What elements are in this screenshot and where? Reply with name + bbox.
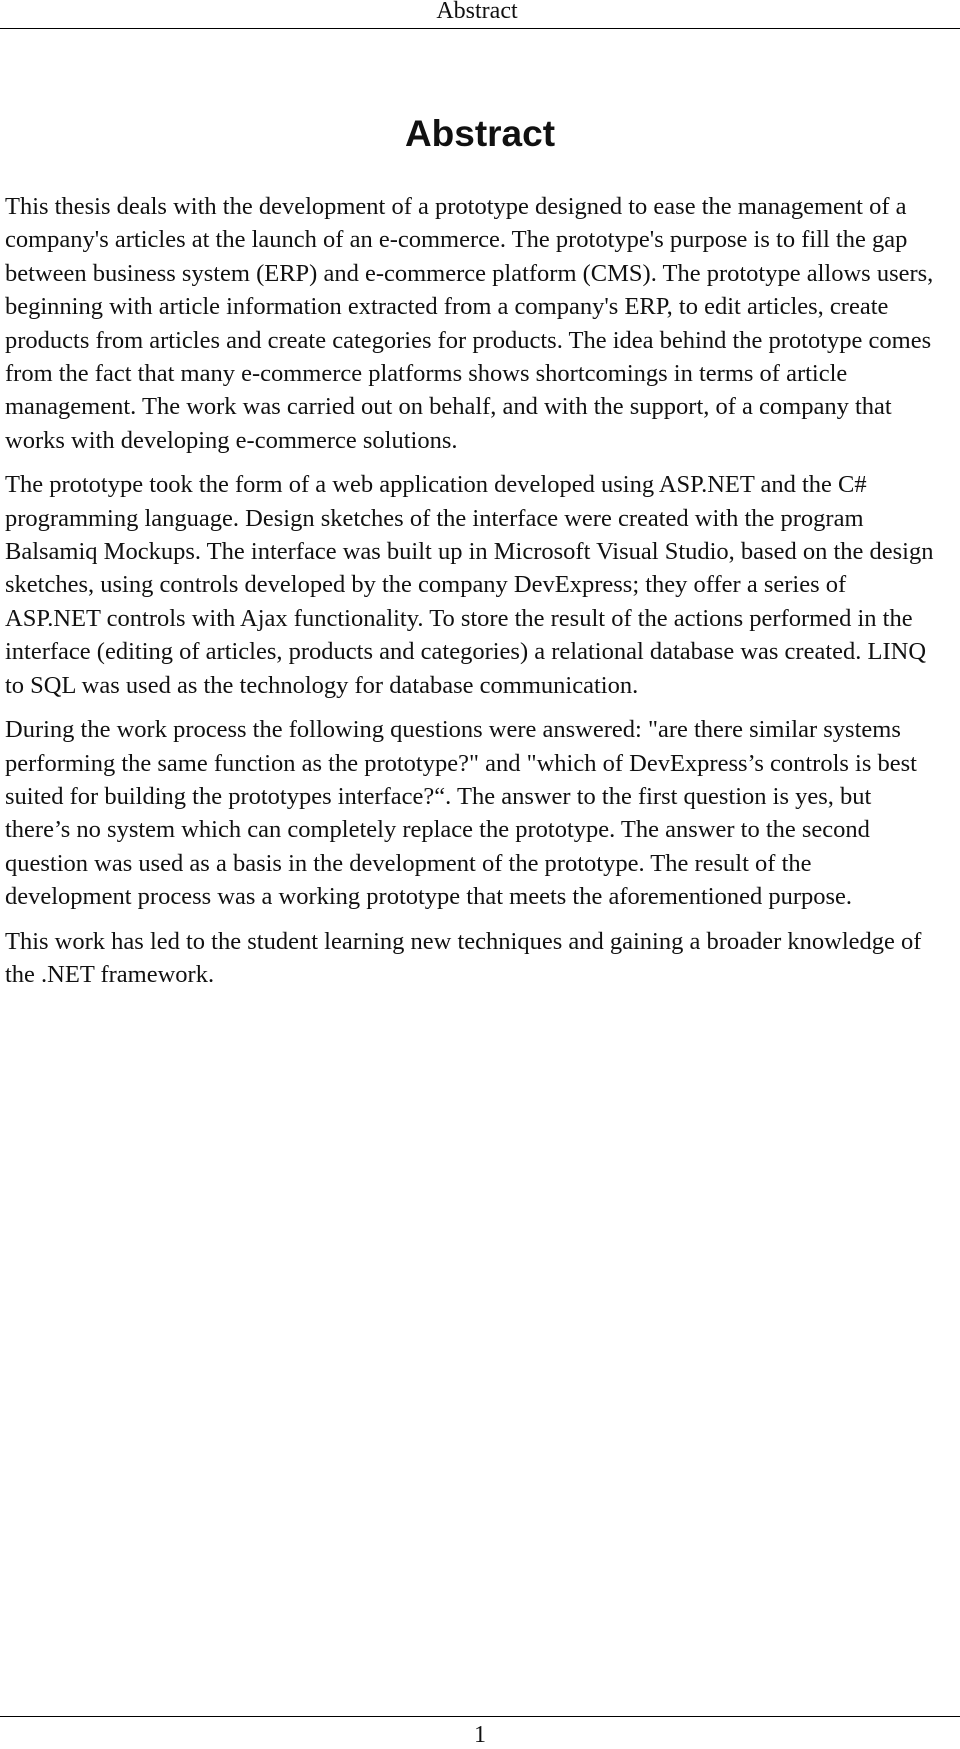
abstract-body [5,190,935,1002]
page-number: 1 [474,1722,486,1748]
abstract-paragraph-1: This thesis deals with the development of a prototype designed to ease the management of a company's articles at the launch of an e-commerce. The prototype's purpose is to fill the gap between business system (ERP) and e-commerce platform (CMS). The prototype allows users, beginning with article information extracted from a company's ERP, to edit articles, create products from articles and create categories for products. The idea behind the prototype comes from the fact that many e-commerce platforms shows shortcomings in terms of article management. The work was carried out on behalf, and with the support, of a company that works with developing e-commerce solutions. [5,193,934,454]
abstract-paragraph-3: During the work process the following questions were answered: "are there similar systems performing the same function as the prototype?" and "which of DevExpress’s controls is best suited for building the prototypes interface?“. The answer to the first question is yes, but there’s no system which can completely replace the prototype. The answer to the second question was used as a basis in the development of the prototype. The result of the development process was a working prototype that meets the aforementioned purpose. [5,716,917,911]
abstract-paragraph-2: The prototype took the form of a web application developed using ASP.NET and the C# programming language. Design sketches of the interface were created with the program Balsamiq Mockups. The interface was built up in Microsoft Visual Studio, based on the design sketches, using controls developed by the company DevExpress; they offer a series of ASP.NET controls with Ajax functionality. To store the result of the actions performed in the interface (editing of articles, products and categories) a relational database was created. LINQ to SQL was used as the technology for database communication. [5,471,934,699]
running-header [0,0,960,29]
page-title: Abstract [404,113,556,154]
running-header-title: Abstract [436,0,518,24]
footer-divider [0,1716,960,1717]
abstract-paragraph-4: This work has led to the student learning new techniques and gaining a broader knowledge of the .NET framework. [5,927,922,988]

......

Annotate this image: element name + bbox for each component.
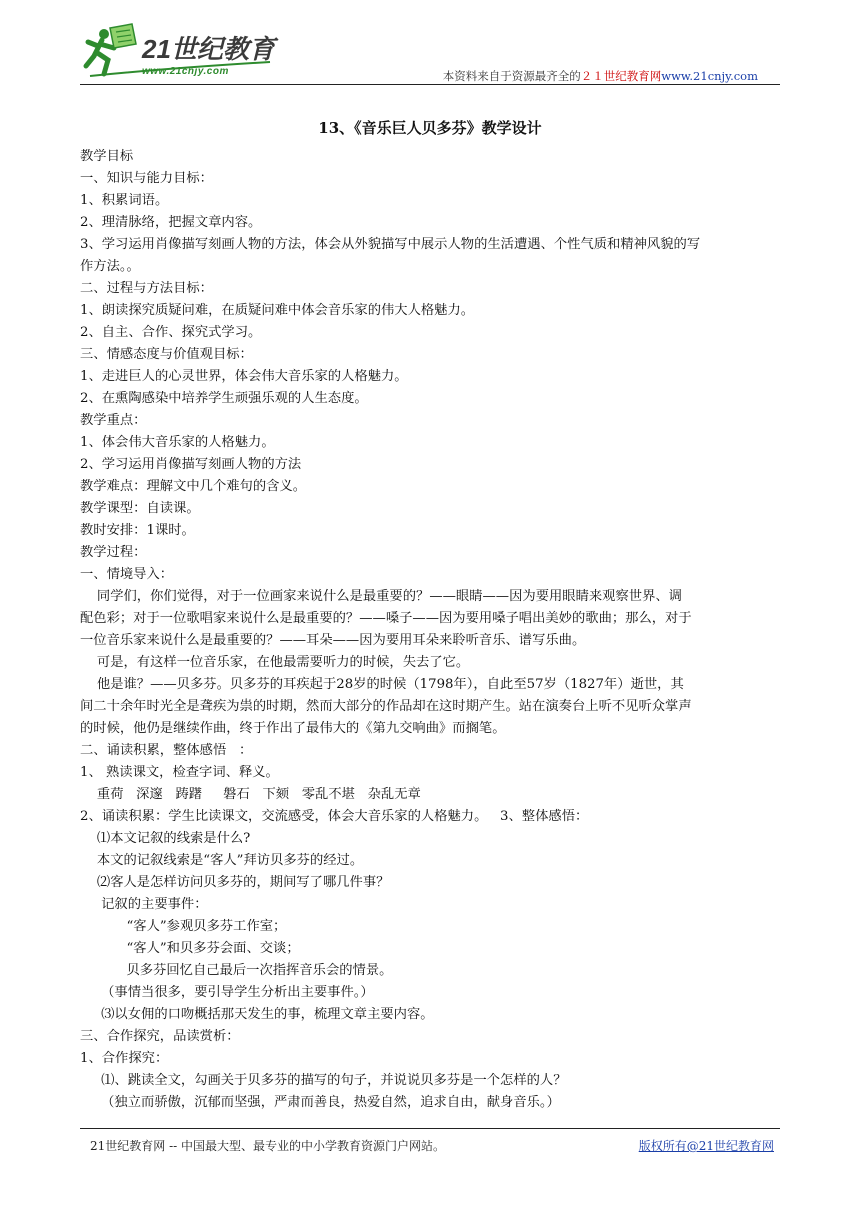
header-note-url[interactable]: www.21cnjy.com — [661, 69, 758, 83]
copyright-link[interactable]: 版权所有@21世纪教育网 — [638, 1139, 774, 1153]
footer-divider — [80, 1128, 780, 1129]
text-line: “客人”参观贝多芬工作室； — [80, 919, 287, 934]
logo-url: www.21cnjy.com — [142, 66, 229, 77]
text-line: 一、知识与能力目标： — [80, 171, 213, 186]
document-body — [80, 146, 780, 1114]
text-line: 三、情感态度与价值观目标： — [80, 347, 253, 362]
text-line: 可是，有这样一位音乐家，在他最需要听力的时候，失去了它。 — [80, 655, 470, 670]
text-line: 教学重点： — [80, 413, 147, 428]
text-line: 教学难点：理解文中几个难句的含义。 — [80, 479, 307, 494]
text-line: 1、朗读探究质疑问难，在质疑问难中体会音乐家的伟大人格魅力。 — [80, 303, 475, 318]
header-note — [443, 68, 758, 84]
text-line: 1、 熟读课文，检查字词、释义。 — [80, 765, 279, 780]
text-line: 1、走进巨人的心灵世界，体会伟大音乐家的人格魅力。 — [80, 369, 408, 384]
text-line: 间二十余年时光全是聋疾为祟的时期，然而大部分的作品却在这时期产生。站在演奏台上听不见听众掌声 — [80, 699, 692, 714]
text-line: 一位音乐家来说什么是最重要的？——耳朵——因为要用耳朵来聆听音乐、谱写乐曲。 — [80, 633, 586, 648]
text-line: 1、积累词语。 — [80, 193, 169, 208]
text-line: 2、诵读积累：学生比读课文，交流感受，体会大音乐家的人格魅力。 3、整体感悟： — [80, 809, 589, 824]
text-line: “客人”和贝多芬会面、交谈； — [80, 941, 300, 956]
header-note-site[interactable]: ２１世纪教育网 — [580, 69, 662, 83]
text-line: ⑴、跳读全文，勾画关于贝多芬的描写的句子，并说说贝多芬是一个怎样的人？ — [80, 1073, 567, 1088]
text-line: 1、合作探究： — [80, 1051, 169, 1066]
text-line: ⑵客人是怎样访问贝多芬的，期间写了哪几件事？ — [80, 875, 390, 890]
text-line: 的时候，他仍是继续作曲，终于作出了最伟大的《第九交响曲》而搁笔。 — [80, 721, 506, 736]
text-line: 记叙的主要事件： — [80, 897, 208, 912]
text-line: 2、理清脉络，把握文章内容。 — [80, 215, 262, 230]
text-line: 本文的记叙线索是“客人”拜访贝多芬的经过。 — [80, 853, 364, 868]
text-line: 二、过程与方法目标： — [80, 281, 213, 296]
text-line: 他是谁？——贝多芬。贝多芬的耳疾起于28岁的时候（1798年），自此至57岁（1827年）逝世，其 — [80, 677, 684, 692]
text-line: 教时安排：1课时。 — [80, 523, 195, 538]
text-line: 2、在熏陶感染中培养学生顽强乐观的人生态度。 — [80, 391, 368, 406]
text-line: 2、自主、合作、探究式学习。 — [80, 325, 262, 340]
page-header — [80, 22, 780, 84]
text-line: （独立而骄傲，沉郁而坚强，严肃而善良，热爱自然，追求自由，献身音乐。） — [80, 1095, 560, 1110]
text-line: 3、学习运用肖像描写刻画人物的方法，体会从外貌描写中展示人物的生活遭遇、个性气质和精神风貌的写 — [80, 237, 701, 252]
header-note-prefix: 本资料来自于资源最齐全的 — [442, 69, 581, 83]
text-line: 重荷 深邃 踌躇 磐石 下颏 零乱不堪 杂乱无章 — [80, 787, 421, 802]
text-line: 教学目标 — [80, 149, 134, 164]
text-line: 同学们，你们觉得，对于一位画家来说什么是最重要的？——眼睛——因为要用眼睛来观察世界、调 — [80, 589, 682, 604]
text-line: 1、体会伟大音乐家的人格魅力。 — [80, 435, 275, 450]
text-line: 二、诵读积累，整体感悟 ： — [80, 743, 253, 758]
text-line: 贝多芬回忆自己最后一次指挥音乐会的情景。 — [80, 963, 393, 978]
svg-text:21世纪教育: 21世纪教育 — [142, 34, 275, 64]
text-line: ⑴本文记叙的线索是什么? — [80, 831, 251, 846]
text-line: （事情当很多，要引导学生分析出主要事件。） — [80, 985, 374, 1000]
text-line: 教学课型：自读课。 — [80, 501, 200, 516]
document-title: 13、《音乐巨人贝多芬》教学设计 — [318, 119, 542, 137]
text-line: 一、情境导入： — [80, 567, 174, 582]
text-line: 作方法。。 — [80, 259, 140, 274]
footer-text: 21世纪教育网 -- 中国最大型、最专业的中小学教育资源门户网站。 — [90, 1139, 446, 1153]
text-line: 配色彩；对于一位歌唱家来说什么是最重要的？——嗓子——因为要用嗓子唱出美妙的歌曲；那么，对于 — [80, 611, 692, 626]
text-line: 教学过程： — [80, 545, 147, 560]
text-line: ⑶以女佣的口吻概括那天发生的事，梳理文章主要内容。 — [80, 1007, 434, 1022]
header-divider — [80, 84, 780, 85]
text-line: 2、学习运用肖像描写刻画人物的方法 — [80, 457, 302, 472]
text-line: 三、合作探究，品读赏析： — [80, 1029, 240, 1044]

......

[Exercise details]
Echo the rows starting with the line that contains "abstract-body [5,190,935,1002]" and going on through the line that contains "page-number: 1 [474,1722,486,1748]", both included.

[Result of the exercise]
abstract-body [5,190,935,1002]
page-number: 1 [474,1722,486,1748]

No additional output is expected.